Challenge ::
Return the whole listing, line for line, without the pictures in it.

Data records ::
※ ※ ※
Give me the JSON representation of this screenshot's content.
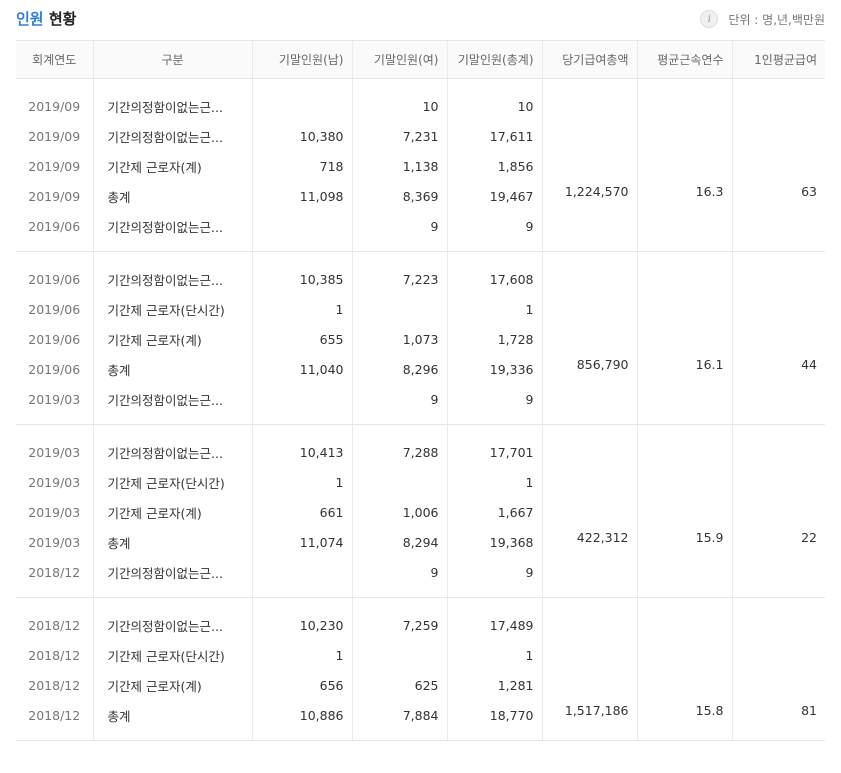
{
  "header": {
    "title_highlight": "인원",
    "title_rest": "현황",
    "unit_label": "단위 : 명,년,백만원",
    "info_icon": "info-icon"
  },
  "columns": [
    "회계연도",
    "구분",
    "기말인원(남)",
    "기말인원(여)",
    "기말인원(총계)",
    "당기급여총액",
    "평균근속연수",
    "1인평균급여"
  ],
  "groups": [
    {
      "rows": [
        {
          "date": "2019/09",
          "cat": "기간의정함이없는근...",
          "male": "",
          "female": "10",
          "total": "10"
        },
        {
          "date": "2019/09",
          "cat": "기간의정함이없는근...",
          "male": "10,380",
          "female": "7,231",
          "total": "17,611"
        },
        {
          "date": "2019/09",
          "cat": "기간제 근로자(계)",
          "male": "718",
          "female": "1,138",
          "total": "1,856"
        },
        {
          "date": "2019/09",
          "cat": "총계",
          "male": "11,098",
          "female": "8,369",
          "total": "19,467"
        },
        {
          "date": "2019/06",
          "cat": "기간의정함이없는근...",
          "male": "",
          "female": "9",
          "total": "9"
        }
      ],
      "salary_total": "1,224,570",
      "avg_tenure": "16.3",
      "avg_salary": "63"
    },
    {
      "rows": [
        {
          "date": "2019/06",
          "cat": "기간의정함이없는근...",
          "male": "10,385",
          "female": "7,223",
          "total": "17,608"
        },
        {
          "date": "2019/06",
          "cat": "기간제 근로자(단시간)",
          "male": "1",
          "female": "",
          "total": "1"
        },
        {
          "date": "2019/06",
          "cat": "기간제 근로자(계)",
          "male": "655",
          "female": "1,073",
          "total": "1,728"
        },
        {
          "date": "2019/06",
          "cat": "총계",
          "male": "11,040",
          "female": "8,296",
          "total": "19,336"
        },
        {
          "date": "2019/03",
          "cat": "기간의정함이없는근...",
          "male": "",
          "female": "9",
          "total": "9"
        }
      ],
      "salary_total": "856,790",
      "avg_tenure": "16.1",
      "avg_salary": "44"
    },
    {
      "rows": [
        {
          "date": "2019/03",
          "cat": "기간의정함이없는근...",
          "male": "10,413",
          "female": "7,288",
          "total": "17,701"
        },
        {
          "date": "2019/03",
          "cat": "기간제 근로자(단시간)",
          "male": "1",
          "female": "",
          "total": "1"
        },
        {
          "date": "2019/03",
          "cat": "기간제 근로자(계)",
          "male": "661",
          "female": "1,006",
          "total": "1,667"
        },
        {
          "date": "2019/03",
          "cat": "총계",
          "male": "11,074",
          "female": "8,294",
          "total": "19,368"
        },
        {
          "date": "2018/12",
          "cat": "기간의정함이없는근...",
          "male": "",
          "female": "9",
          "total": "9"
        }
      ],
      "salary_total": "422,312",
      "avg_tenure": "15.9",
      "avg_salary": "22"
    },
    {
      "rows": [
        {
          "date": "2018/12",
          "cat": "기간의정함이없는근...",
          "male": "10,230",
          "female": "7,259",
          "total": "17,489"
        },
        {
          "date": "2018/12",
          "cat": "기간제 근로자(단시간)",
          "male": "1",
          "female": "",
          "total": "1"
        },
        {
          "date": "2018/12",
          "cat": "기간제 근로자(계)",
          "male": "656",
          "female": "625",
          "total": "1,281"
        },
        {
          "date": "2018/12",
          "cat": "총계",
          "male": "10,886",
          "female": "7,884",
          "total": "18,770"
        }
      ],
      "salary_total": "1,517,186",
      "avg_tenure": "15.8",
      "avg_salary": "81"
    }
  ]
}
※ ※ ※
Task response ::
Give me the JSON representation of this screenshot's content.
{
  "header": {
    "title_highlight": "인원",
    "title_rest": "현황",
    "unit_label": "단위 : 명,년,백만원",
    "info_icon": "info-icon"
  },
  "columns": [
    "회계연도",
    "구분",
    "기말인원(남)",
    "기말인원(여)",
    "기말인원(총계)",
    "당기급여총액",
    "평균근속연수",
    "1인평균급여"
  ],
  "groups": [
    {
      "rows": [
        {
          "date": "2019/09",
          "cat": "기간의정함이없는근...",
          "male": "",
          "female": "10",
          "total": "10"
        },
        {
          "date": "2019/09",
          "cat": "기간의정함이없는근...",
          "male": "10,380",
          "female": "7,231",
          "total": "17,611"
        },
        {
          "date": "2019/09",
          "cat": "기간제 근로자(계)",
          "male": "718",
          "female": "1,138",
          "total": "1,856"
        },
        {
          "date": "2019/09",
          "cat": "총계",
          "male": "11,098",
          "female": "8,369",
          "total": "19,467"
        },
        {
          "date": "2019/06",
          "cat": "기간의정함이없는근...",
          "male": "",
          "female": "9",
          "total": "9"
        }
      ],
      "salary_total": "1,224,570",
      "avg_tenure": "16.3",
      "avg_salary": "63"
    },
    {
      "rows": [
        {
          "date": "2019/06",
          "cat": "기간의정함이없는근...",
          "male": "10,385",
          "female": "7,223",
          "total": "17,608"
        },
        {
          "date": "2019/06",
          "cat": "기간제 근로자(단시간)",
          "male": "1",
          "female": "",
          "total": "1"
        },
        {
          "date": "2019/06",
          "cat": "기간제 근로자(계)",
          "male": "655",
          "female": "1,073",
          "total": "1,728"
        },
        {
          "date": "2019/06",
          "cat": "총계",
          "male": "11,040",
          "female": "8,296",
          "total": "19,336"
        },
        {
          "date": "2019/03",
          "cat": "기간의정함이없는근...",
          "male": "",
          "female": "9",
          "total": "9"
        }
      ],
      "salary_total": "856,790",
      "avg_tenure": "16.1",
      "avg_salary": "44"
    },
    {
      "rows": [
        {
          "date": "2019/03",
          "cat": "기간의정함이없는근...",
          "male": "10,413",
          "female": "7,288",
          "total": "17,701"
        },
        {
          "date": "2019/03",
          "cat": "기간제 근로자(단시간)",
          "male": "1",
          "female": "",
          "total": "1"
        },
        {
          "date": "2019/03",
          "cat": "기간제 근로자(계)",
          "male": "661",
          "female": "1,006",
          "total": "1,667"
        },
        {
          "date": "2019/03",
          "cat": "총계",
          "male": "11,074",
          "female": "8,294",
          "total": "19,368"
        },
        {
          "date": "2018/12",
          "cat": "기간의정함이없는근...",
          "male": "",
          "female": "9",
          "total": "9"
        }
      ],
      "salary_total": "422,312",
      "avg_tenure": "15.9",
      "avg_salary": "22"
    },
    {
      "rows": [
        {
          "date": "2018/12",
          "cat": "기간의정함이없는근...",
          "male": "10,230",
          "female": "7,259",
          "total": "17,489"
        },
        {
          "date": "2018/12",
          "cat": "기간제 근로자(단시간)",
          "male": "1",
          "female": "",
          "total": "1"
        },
        {
          "date": "2018/12",
          "cat": "기간제 근로자(계)",
          "male": "656",
          "female": "625",
          "total": "1,281"
        },
        {
          "date": "2018/12",
          "cat": "총계",
          "male": "10,886",
          "female": "7,884",
          "total": "18,770"
        }
      ],
      "salary_total": "1,517,186",
      "avg_tenure": "15.8",
      "avg_salary": "81"
    }
  ]
}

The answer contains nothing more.